• Problem requirements:
Copy out, unchanged, the lines beginning with the one that contains "svg-text:7: 7 bbox=[588, 1034, 596, 1050]" and continuing through the one that contains "svg-text:90: 90 bbox=[902, 87, 917, 103]", both included.

[Records from a data collection]

— Start —

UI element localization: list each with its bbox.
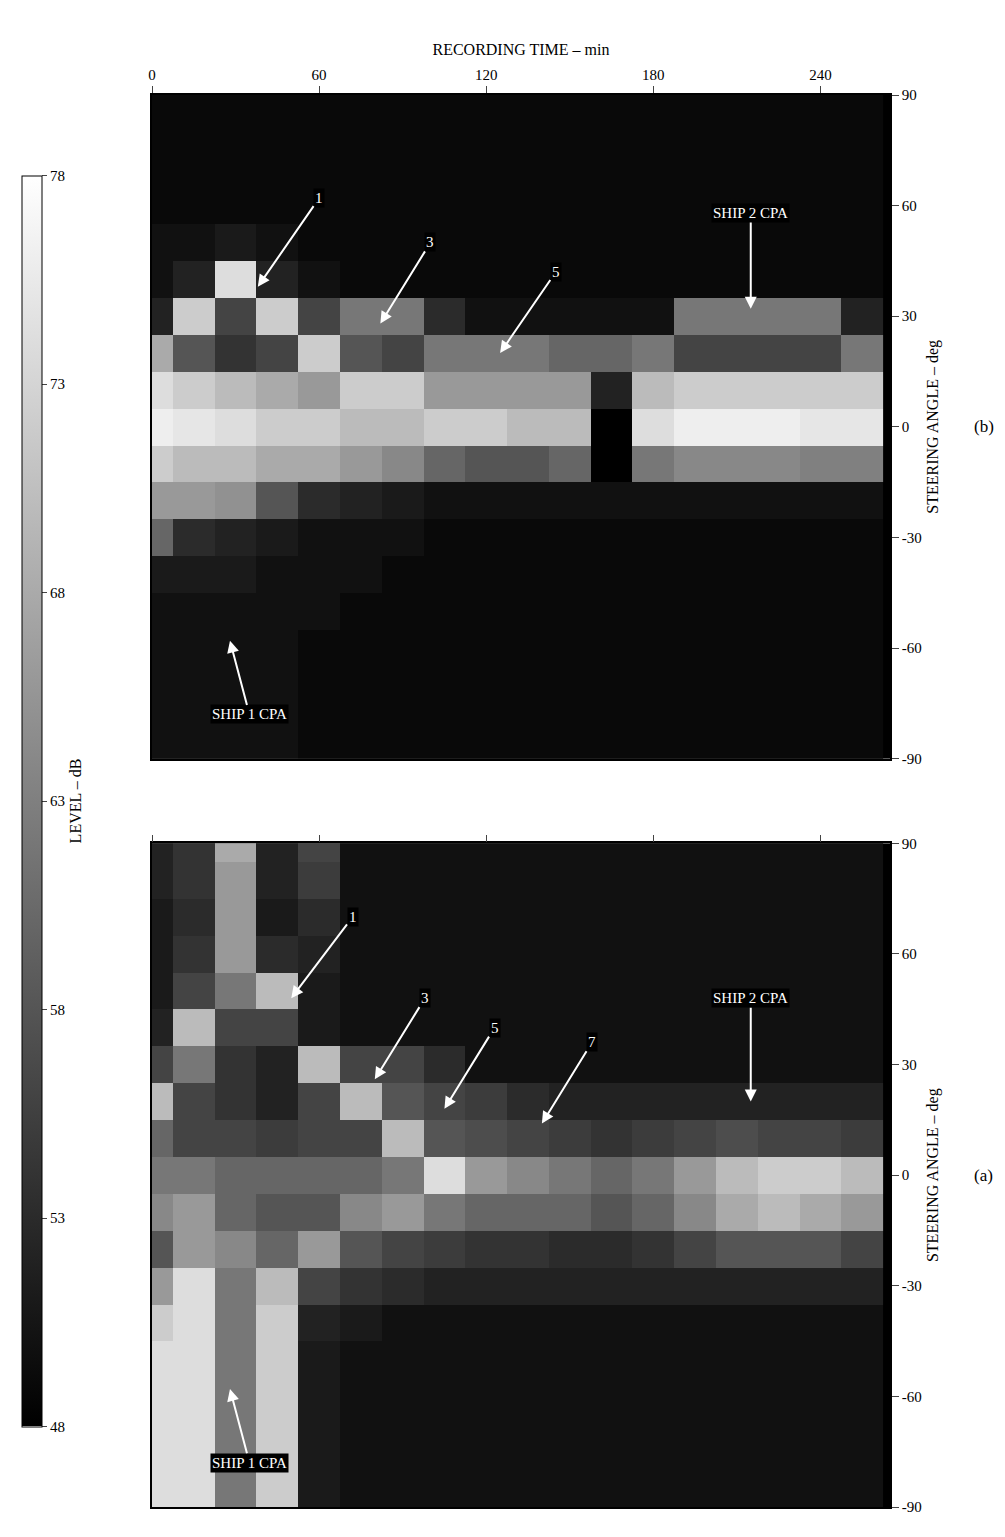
svg-text:7: 7 bbox=[588, 1034, 596, 1050]
svg-text:60: 60 bbox=[312, 67, 327, 83]
svg-text:STEERING ANGLE – deg: STEERING ANGLE – deg bbox=[924, 340, 942, 514]
svg-text:(b): (b) bbox=[974, 417, 994, 436]
svg-text:RECORDING TIME – min: RECORDING TIME – min bbox=[432, 41, 609, 58]
svg-text:SHIP 2 CPA: SHIP 2 CPA bbox=[713, 990, 788, 1006]
svg-text:73: 73 bbox=[50, 376, 65, 392]
svg-text:1: 1 bbox=[315, 190, 323, 206]
svg-text:(a): (a) bbox=[974, 1166, 993, 1185]
svg-text:0: 0 bbox=[902, 419, 910, 435]
svg-text:STEERING ANGLE – deg: STEERING ANGLE – deg bbox=[924, 1088, 942, 1262]
svg-text:48: 48 bbox=[50, 1419, 65, 1435]
svg-text:30: 30 bbox=[902, 308, 917, 324]
svg-text:120: 120 bbox=[475, 67, 498, 83]
svg-text:-60: -60 bbox=[902, 1389, 922, 1405]
svg-text:30: 30 bbox=[902, 1057, 917, 1073]
svg-text:63: 63 bbox=[50, 793, 65, 809]
svg-text:90: 90 bbox=[902, 87, 917, 103]
svg-text:5: 5 bbox=[552, 264, 560, 280]
svg-text:SHIP 2 CPA: SHIP 2 CPA bbox=[713, 205, 788, 221]
svg-text:LEVEL – dB: LEVEL – dB bbox=[67, 759, 84, 844]
svg-text:SHIP 1 CPA: SHIP 1 CPA bbox=[212, 706, 287, 722]
svg-text:3: 3 bbox=[421, 990, 429, 1006]
svg-text:180: 180 bbox=[642, 67, 665, 83]
svg-text:-30: -30 bbox=[902, 530, 922, 546]
svg-text:53: 53 bbox=[50, 1210, 65, 1226]
svg-text:78: 78 bbox=[50, 168, 65, 184]
svg-text:-90: -90 bbox=[902, 751, 922, 767]
svg-text:60: 60 bbox=[902, 198, 917, 214]
svg-text:-60: -60 bbox=[902, 640, 922, 656]
svg-text:1: 1 bbox=[349, 909, 357, 925]
svg-text:0: 0 bbox=[902, 1167, 910, 1183]
svg-text:SHIP 1 CPA: SHIP 1 CPA bbox=[212, 1455, 287, 1471]
svg-text:0: 0 bbox=[148, 67, 156, 83]
svg-text:58: 58 bbox=[50, 1002, 65, 1018]
svg-text:3: 3 bbox=[426, 234, 434, 250]
svg-text:-30: -30 bbox=[902, 1278, 922, 1294]
svg-text:90: 90 bbox=[902, 836, 917, 852]
svg-text:-90: -90 bbox=[902, 1499, 922, 1515]
svg-text:240: 240 bbox=[809, 67, 832, 83]
svg-text:68: 68 bbox=[50, 585, 65, 601]
svg-text:60: 60 bbox=[902, 946, 917, 962]
svg-text:5: 5 bbox=[491, 1020, 499, 1036]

— End —

• Finished answer:
svg-text:7: 7 bbox=[588, 1034, 596, 1050]
svg-text:60: 60 bbox=[312, 67, 327, 83]
svg-text:STEERING ANGLE – deg: STEERING ANGLE – deg bbox=[924, 340, 942, 514]
svg-text:(b): (b) bbox=[974, 417, 994, 436]
svg-text:RECORDING TIME – min: RECORDING TIME – min bbox=[432, 41, 609, 58]
svg-text:SHIP 2 CPA: SHIP 2 CPA bbox=[713, 990, 788, 1006]
svg-text:73: 73 bbox=[50, 376, 65, 392]
svg-text:1: 1 bbox=[315, 190, 323, 206]
svg-text:(a): (a) bbox=[974, 1166, 993, 1185]
svg-text:0: 0 bbox=[902, 419, 910, 435]
svg-text:STEERING ANGLE – deg: STEERING ANGLE – deg bbox=[924, 1088, 942, 1262]
svg-text:48: 48 bbox=[50, 1419, 65, 1435]
svg-text:30: 30 bbox=[902, 308, 917, 324]
svg-text:120: 120 bbox=[475, 67, 498, 83]
svg-text:-60: -60 bbox=[902, 1389, 922, 1405]
svg-text:30: 30 bbox=[902, 1057, 917, 1073]
svg-text:63: 63 bbox=[50, 793, 65, 809]
svg-text:90: 90 bbox=[902, 87, 917, 103]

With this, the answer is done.